To do:
**A)** According to the Summer of 85 review, why did Ozon change the film's title from Summer of 84?
**B)** Transcribe part of the Summer of 85 review, beginning at the words "Their chemistry peaks" and stopping after the words "love without symmetry.".
**C)** Carry the Summer of 85 film review forward from its last sentence.

Text to read:
-=-=-

Their chemistry peaks in the club scene, where David places headphones over Alexis’ ears, letting him escape into a slower, more intimate soundscape. Surrounded by loud beats and flashing lights, they’re physically close—but emotionally out of sync. That moment alone captures everything: proximity without unity, love without symmetry.


⭐ Production – 4.0 / 5

Shot on 16mm film, Summer of 85 has a retro aesthetic that perfectly matches its 1980s Normandy setting. Ozon paints the summer in rich, nostalgic textures: golden beaches, neon-lit dance floors, and handwritten notebooks. The cinematography contrasts the bright innocence of the first half with the grief-tinged gloom of the second.

Music plays a huge role here. The Cure’s “In Between Days”, Rod Stewart’s “Sailing,” and a host of ’80s tracks shape the emotional temperature. Notably, Ozon even changed the film’s title from Summer of 84 to Summer of 85 to secure the music rights—a small but telling detail of how music defines this story’s emotional rhythm.


⭐ Ending – 3.5 / 5

The film’s final act is divisive. Alexis, deeply grieving, fulfills a pact by dancing on David’s grave—an absurd yet emotionally raw scene that straddles the line between tragedy and black comedy. It’s not a conventional ending, but that’s what makes it memorable.

-=-=-

Stored data:
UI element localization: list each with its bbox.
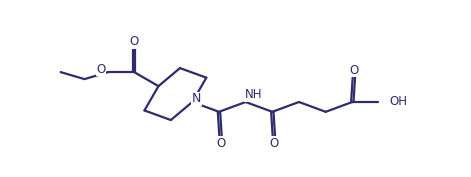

-=-=-

Responses to the exercise:
**A)** To secure the music rights.

**B)**
Their chemistry peaks in the club scene, where David places headphones over Alexis’ ears, letting him escape into a slower, more intimate soundscape. Surrounded by loud beats and flashing lights, they’re physically close—but emotionally out of sync. That moment alone captures everything: proximity without unity, love without symmetry.

**C)**
Some viewers criticized Alexis for moving on too quickly. But a closer read reveals that he doesn’t move on at all—he becomes David. His choice to approach the drunk boy from earlier is symbolic, suggesting that grief doesn’t fade, it mutates. He’s not chasing a new love, but continuing the performance of a love he refuses to let die.

It’s messy, theatrical, and honest—just like adolescence itself.

Summer of 85 Information

Awards

  • 🏆 Nominated: Best Film, Competition Section – 35th Tokyo International Film Festival

  • 🏆 Nominated: Best Actor (Benjamin Voisin) – César Awards 2021

  • 🏆 Official Selection2020 Cannes Film Festival (Canceled Edition)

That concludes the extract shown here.